=== DATASET ENTRIES ===
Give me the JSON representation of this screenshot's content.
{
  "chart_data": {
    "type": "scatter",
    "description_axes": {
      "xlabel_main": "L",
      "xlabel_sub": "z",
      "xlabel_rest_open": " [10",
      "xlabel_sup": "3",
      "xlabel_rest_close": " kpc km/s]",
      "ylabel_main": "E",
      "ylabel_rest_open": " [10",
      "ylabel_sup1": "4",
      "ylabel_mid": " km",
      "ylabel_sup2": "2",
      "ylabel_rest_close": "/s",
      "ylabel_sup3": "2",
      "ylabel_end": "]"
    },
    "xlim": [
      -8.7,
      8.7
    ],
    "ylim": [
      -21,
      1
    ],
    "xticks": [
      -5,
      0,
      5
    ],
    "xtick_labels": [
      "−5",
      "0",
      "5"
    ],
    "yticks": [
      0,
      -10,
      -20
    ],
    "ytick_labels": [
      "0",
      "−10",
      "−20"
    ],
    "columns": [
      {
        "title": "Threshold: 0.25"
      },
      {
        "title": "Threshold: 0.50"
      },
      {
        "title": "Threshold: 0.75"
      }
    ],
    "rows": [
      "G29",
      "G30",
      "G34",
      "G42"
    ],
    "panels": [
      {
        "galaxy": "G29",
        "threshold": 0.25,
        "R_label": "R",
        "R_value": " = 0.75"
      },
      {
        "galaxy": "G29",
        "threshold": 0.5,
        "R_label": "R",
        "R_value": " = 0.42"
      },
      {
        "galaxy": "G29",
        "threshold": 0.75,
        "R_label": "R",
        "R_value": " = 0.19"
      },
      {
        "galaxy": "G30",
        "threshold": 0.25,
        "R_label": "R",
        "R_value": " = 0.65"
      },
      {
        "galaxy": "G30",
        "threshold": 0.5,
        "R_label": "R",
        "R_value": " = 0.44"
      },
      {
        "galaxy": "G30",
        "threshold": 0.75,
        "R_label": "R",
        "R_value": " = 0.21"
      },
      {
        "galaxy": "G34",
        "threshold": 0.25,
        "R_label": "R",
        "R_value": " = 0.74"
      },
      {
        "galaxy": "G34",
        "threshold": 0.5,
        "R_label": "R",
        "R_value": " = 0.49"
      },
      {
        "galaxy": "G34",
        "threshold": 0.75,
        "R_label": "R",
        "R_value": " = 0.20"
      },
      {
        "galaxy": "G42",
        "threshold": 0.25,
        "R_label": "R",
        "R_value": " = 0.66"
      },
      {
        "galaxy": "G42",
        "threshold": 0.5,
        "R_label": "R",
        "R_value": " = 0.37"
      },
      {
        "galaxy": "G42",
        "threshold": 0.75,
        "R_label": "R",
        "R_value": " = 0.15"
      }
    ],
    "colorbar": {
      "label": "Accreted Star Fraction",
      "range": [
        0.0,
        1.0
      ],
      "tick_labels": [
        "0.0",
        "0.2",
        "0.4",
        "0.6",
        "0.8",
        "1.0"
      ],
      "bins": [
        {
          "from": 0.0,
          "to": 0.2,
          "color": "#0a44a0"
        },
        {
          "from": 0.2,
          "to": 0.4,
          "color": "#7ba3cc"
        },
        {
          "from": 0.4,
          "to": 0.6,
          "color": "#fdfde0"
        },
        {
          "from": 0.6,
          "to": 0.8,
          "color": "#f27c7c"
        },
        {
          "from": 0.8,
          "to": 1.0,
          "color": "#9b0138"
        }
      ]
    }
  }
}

=== INSTRUCTION ===
From the first line to the last, retype the data exactly.

=== COMPLETED TASK ===
Give me the JSON representation of this screenshot's content.
{
  "chart_data": {
    "type": "scatter",
    "description_axes": {
      "xlabel_main": "L",
      "xlabel_sub": "z",
      "xlabel_rest_open": " [10",
      "xlabel_sup": "3",
      "xlabel_rest_close": " kpc km/s]",
      "ylabel_main": "E",
      "ylabel_rest_open": " [10",
      "ylabel_sup1": "4",
      "ylabel_mid": " km",
      "ylabel_sup2": "2",
      "ylabel_rest_close": "/s",
      "ylabel_sup3": "2",
      "ylabel_end": "]"
    },
    "xlim": [
      -8.7,
      8.7
    ],
    "ylim": [
      -21,
      1
    ],
    "xticks": [
      -5,
      0,
      5
    ],
    "xtick_labels": [
      "−5",
      "0",
      "5"
    ],
    "yticks": [
      0,
      -10,
      -20
    ],
    "ytick_labels": [
      "0",
      "−10",
      "−20"
    ],
    "columns": [
      {
        "title": "Threshold: 0.25"
      },
      {
        "title": "Threshold: 0.50"
      },
      {
        "title": "Threshold: 0.75"
      }
    ],
    "rows": [
      "G29",
      "G30",
      "G34",
      "G42"
    ],
    "panels": [
      {
        "galaxy": "G29",
        "threshold": 0.25,
        "R_label": "R",
        "R_value": " = 0.75"
      },
      {
        "galaxy": "G29",
        "threshold": 0.5,
        "R_label": "R",
        "R_value": " = 0.42"
      },
      {
        "galaxy": "G29",
        "threshold": 0.75,
        "R_label": "R",
        "R_value": " = 0.19"
      },
      {
        "galaxy": "G30",
        "threshold": 0.25,
        "R_label": "R",
        "R_value": " = 0.65"
      },
      {
        "galaxy": "G30",
        "threshold": 0.5,
        "R_label": "R",
        "R_value": " = 0.44"
      },
      {
        "galaxy": "G30",
        "threshold": 0.75,
        "R_label": "R",
        "R_value": " = 0.21"
      },
      {
        "galaxy": "G34",
        "threshold": 0.25,
        "R_label": "R",
        "R_value": " = 0.74"
      },
      {
        "galaxy": "G34",
        "threshold": 0.5,
        "R_label": "R",
        "R_value": " = 0.49"
      },
      {
        "galaxy": "G34",
        "threshold": 0.75,
        "R_label": "R",
        "R_value": " = 0.20"
      },
      {
        "galaxy": "G42",
        "threshold": 0.25,
        "R_label": "R",
        "R_value": " = 0.66"
      },
      {
        "galaxy": "G42",
        "threshold": 0.5,
        "R_label": "R",
        "R_value": " = 0.37"
      },
      {
        "galaxy": "G42",
        "threshold": 0.75,
        "R_label": "R",
        "R_value": " = 0.15"
      }
    ],
    "colorbar": {
      "label": "Accreted Star Fraction",
      "range": [
        0.0,
        1.0
      ],
      "tick_labels": [
        "0.0",
        "0.2",
        "0.4",
        "0.6",
        "0.8",
        "1.0"
      ],
      "bins": [
        {
          "from": 0.0,
          "to": 0.2,
          "color": "#0a44a0"
        },
        {
          "from": 0.2,
          "to": 0.4,
          "color": "#7ba3cc"
        },
        {
          "from": 0.4,
          "to": 0.6,
          "color": "#fdfde0"
        },
        {
          "from": 0.6,
          "to": 0.8,
          "color": "#f27c7c"
        },
        {
          "from": 0.8,
          "to": 1.0,
          "color": "#9b0138"
        }
      ]
    }
  }
}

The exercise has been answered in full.